RAW DATA:

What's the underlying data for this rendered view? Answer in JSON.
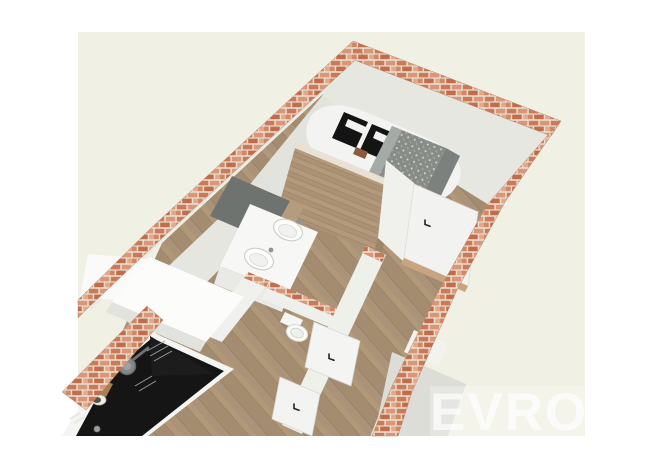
{
  "scene": {
    "description": "3D isometric rendering of a narrow apartment floor plan with brick exterior walls",
    "watermark_text": "EVROD",
    "objects": [
      "brick exterior walls",
      "hardwood plank floor",
      "bedroom with bed, black-and-white striped pillows and grey patterned throw",
      "wooden plank partition wall",
      "bathroom vanity with two white sinks and dark mirror panel",
      "small wc room with toilet",
      "three white interior doors with dark handles",
      "kitchen with black countertop, pan, hob grates, cutting board, bowl and sink",
      "white kitchen wall cabinet"
    ],
    "colors": {
      "page_bg": "#ffffff",
      "render_bg": "#f1f0e4",
      "brick_base": "#c97b59",
      "brick_mortar": "#ecdccc",
      "wood_floor": "#ab9379",
      "wood_panel": "#b39a7c",
      "wall_top": "#f4f4f1",
      "wall_face": "#e6e7e1",
      "mirror_gray": "#6e7370",
      "counter_black": "#151515",
      "blanket_gray": "#878c87",
      "watermark": "#ffffff"
    }
  }
}
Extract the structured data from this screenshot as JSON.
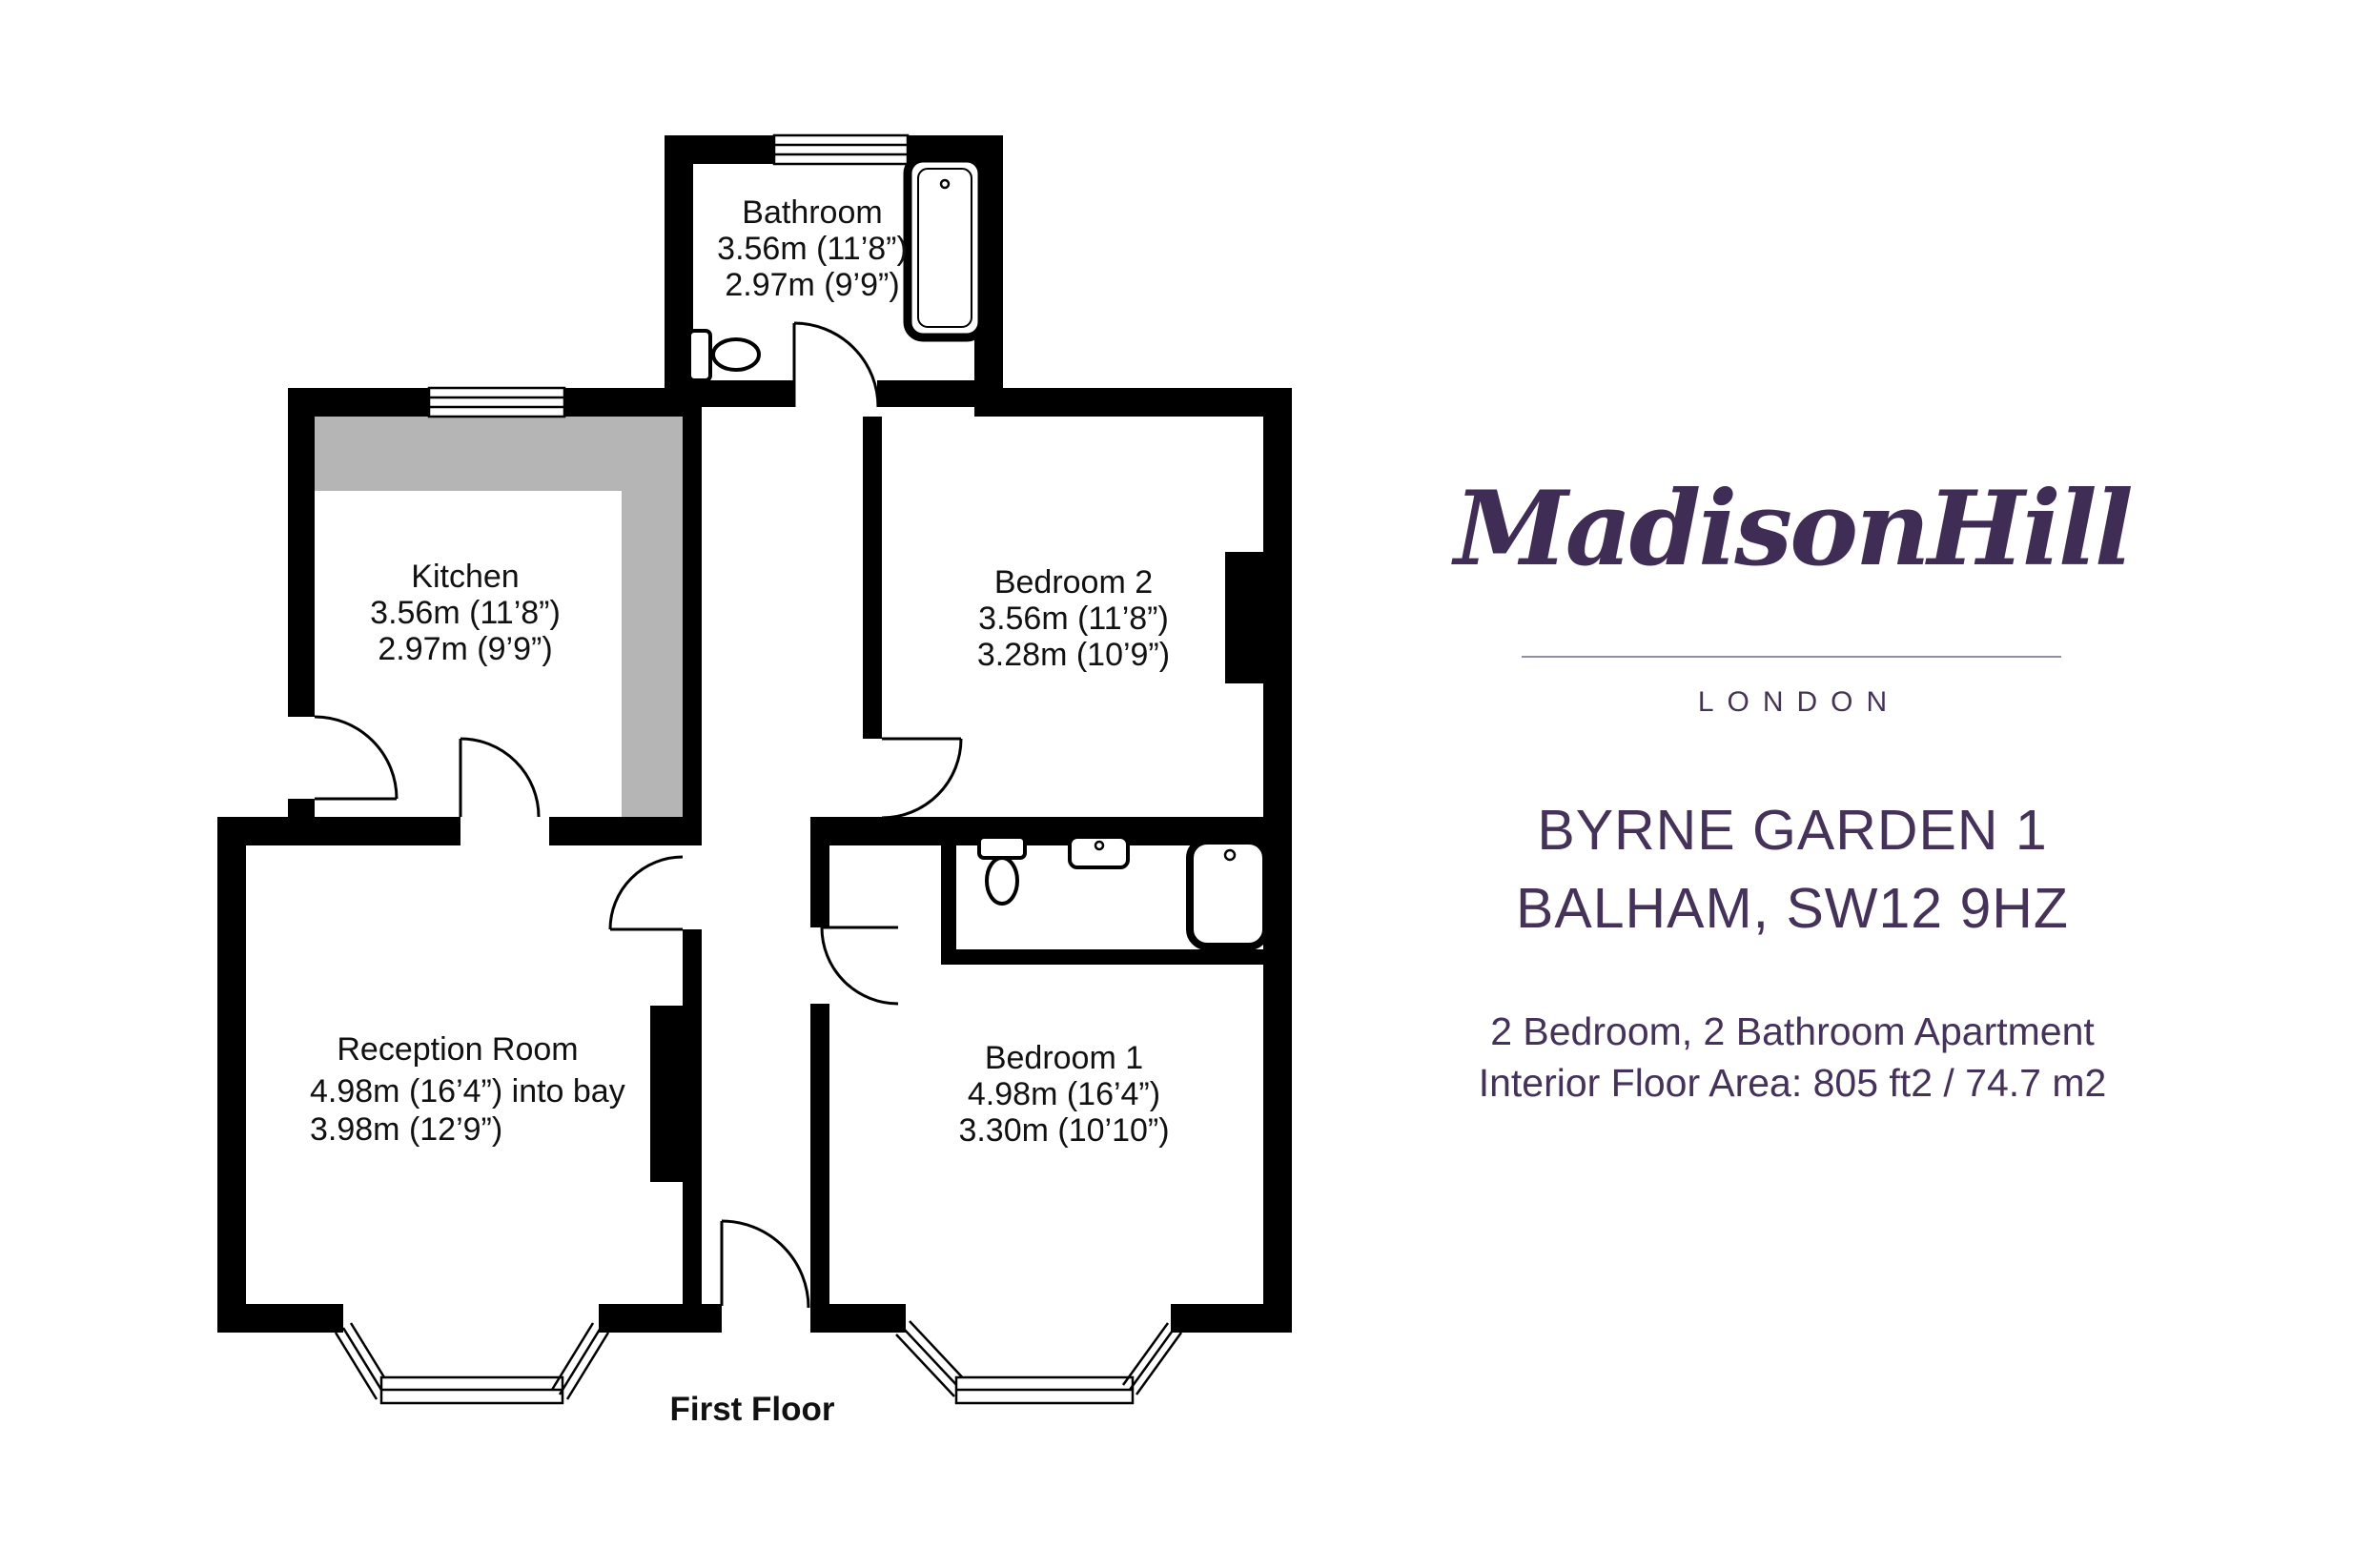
{
  "brand": {
    "logo_text": "MadisonHill",
    "city_label": "LONDON"
  },
  "property": {
    "address_line1": "BYRNE GARDEN 1",
    "address_line2": "BALHAM, SW12 9HZ",
    "summary_line1": "2 Bedroom, 2 Bathroom Apartment",
    "summary_line2": "Interior Floor Area: 805 ft2 / 74.7 m2"
  },
  "floorplan": {
    "floor_label": "First Floor",
    "rooms": [
      {
        "name": "Bathroom",
        "dim1": "3.56m (11’8”)",
        "dim2": "2.97m (9’9”)"
      },
      {
        "name": "Kitchen",
        "dim1": "3.56m (11’8”)",
        "dim2": "2.97m (9’9”)"
      },
      {
        "name": "Bedroom 2",
        "dim1": "3.56m (11’8”)",
        "dim2": "3.28m (10’9”)"
      },
      {
        "name": "Reception Room",
        "dim1": "4.98m (16’4”) into bay",
        "dim2": "3.98m (12’9”)"
      },
      {
        "name": "Bedroom 1",
        "dim1": "4.98m (16’4”)",
        "dim2": "3.30m (10’10”)"
      }
    ]
  },
  "colors": {
    "brand_purple": "#443259",
    "logo_purple": "#3f2d55",
    "divider_gray": "#948ca1",
    "plan_black": "#000000",
    "counter_gray": "#b5b5b5",
    "background": "#ffffff"
  }
}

STATED PROBLEM: Pull out every line of the records that includes the string "white".

THE REPLY:
      "bedroom with bed, black-and-white striped pillows and grey patterned throw",
      "bathroom vanity with two white sinks and dark mirror panel",
      "three white interior doors with dark handles",
      "white kitchen wall cabinet"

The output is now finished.